[THE EXERCISE]
Pick out all lines in the listing holding the string "DEMO" and copy them.

:: DATA EXCERPTS ::

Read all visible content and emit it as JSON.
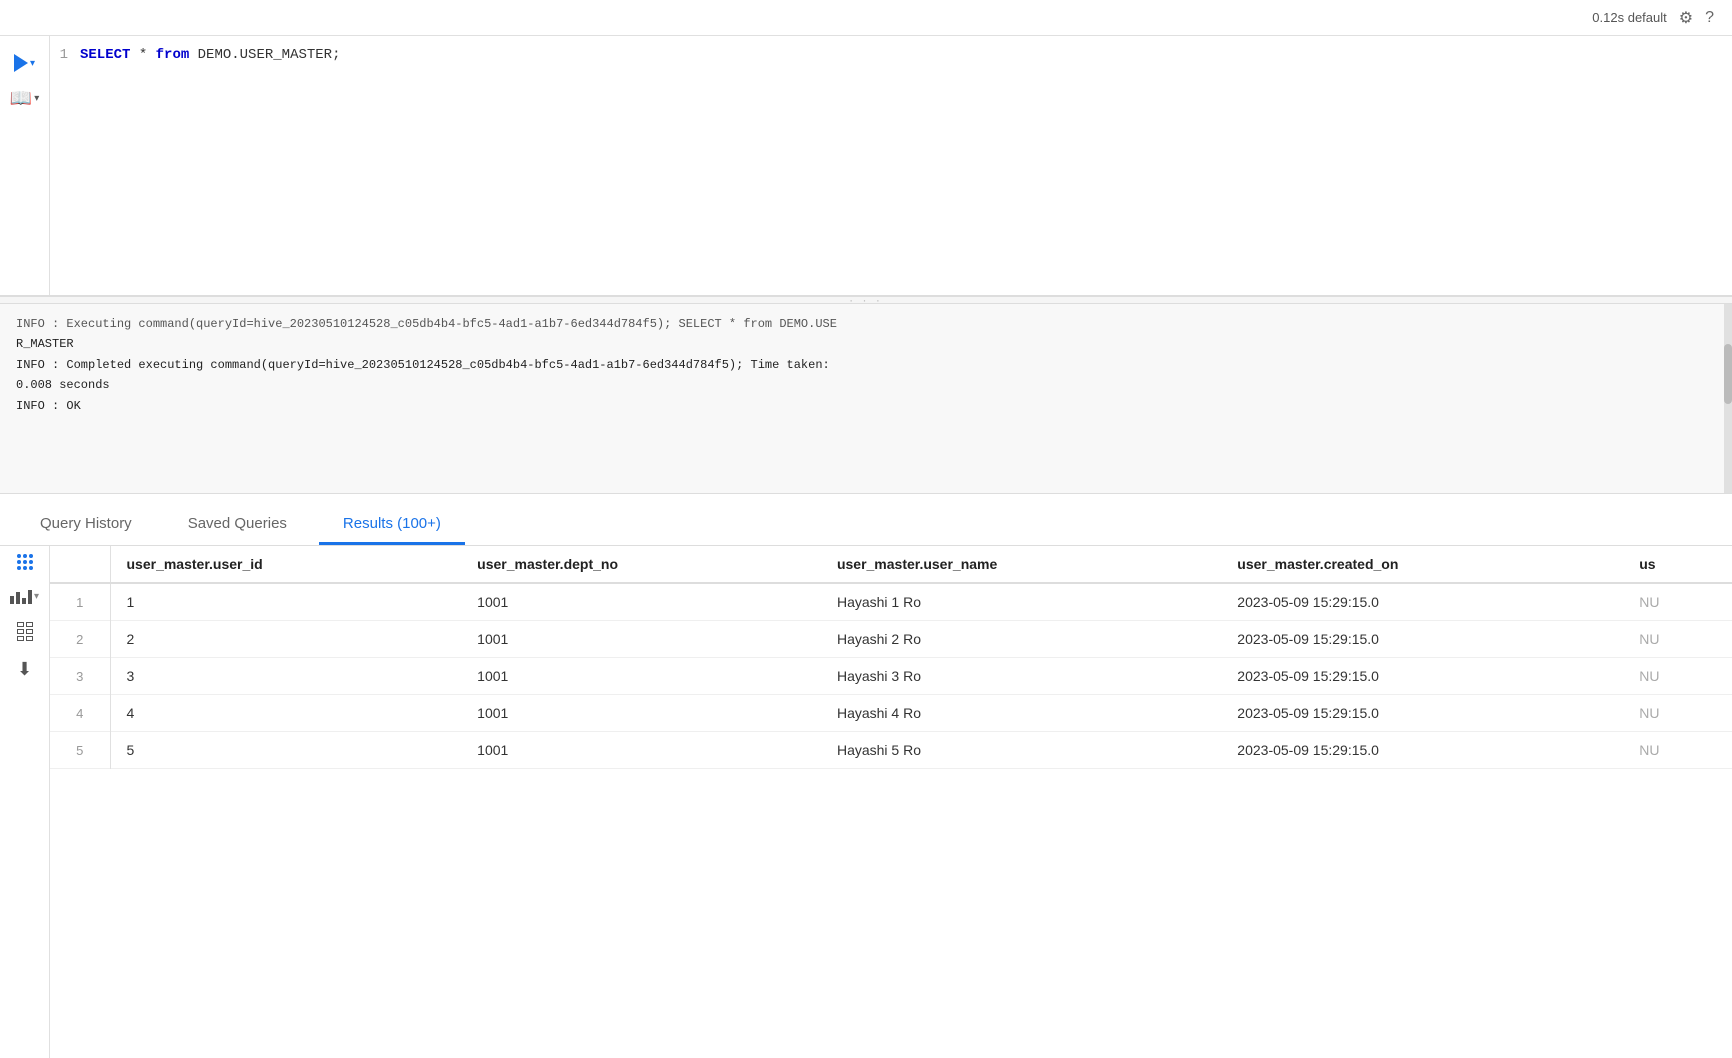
{
  "toolbar": {
    "timing": "0.12s default",
    "settings_label": "⚙",
    "help_label": "?"
  },
  "editor": {
    "line_number": "1",
    "code_line": "SELECT * from DEMO.USER_MASTER;"
  },
  "log": {
    "lines": [
      "INFO   : Executing command(queryId=hive_20230510124528_c05db4b4-bfc5-4ad1-a1b7-6ed344d784f5); SELECT * from DEMO.USER_MASTER",
      "R_MASTER",
      "INFO   : Completed executing command(queryId=hive_20230510124528_c05db4b4-bfc5-4ad1-a1b7-6ed344d784f5); Time taken: 0.008 seconds",
      "INFO   : OK"
    ]
  },
  "tabs": [
    {
      "id": "query-history",
      "label": "Query History",
      "active": false
    },
    {
      "id": "saved-queries",
      "label": "Saved Queries",
      "active": false
    },
    {
      "id": "results",
      "label": "Results (100+)",
      "active": true
    }
  ],
  "table": {
    "columns": [
      {
        "id": "row-num",
        "label": ""
      },
      {
        "id": "user-id",
        "label": "user_master.user_id"
      },
      {
        "id": "dept-no",
        "label": "user_master.dept_no"
      },
      {
        "id": "user-name",
        "label": "user_master.user_name"
      },
      {
        "id": "created-on",
        "label": "user_master.created_on"
      },
      {
        "id": "extra",
        "label": "us"
      }
    ],
    "rows": [
      {
        "rownum": "1",
        "user_id": "1",
        "dept_no": "1001",
        "user_name": "Hayashi 1 Ro",
        "created_on": "2023-05-09 15:29:15.0",
        "extra": "NU"
      },
      {
        "rownum": "2",
        "user_id": "2",
        "dept_no": "1001",
        "user_name": "Hayashi 2 Ro",
        "created_on": "2023-05-09 15:29:15.0",
        "extra": "NU"
      },
      {
        "rownum": "3",
        "user_id": "3",
        "dept_no": "1001",
        "user_name": "Hayashi 3 Ro",
        "created_on": "2023-05-09 15:29:15.0",
        "extra": "NU"
      },
      {
        "rownum": "4",
        "user_id": "4",
        "dept_no": "1001",
        "user_name": "Hayashi 4 Ro",
        "created_on": "2023-05-09 15:29:15.0",
        "extra": "NU"
      },
      {
        "rownum": "5",
        "user_id": "5",
        "dept_no": "1001",
        "user_name": "Hayashi 5 Ro",
        "created_on": "2023-05-09 15:29:15.0",
        "extra": "NU"
      }
    ]
  }
}
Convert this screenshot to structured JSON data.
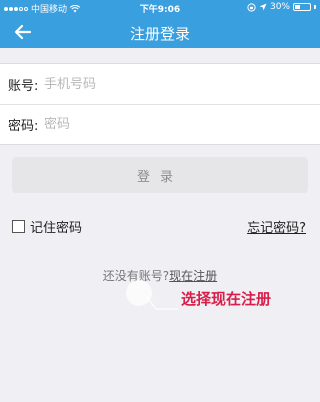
{
  "statusbar": {
    "carrier": "中国移动",
    "time": "下午9:06",
    "battery": "30%",
    "signal_icon": "signal-dots-icon",
    "wifi_icon": "wifi-icon",
    "lock_icon": "orientation-lock-icon",
    "location_icon": "location-arrow-icon"
  },
  "navbar": {
    "title": "注册登录",
    "back_icon": "arrow-left-icon"
  },
  "form": {
    "account_label": "账号:",
    "account_placeholder": "手机号码",
    "password_label": "密码:",
    "password_placeholder": "密码"
  },
  "login_button": "登录",
  "remember_label": "记住密码",
  "forgot_link": "忘记密码?",
  "register": {
    "prompt": "还没有账号?",
    "link": "现在注册"
  },
  "annotation": "选择现在注册",
  "colors": {
    "primary": "#3a9fdf",
    "background": "#efeff4",
    "annotation": "#d81e48"
  }
}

:::

[EXERCISE RESPONSE]
    "code_line": "SELECT * from DEMO.USER_MASTER;"
      "INFO   : Executing command(queryId=hive_20230510124528_c05db4b4-bfc5-4ad1-a1b7-6ed344d784f5); SELECT * from DEMO.USER_MASTER",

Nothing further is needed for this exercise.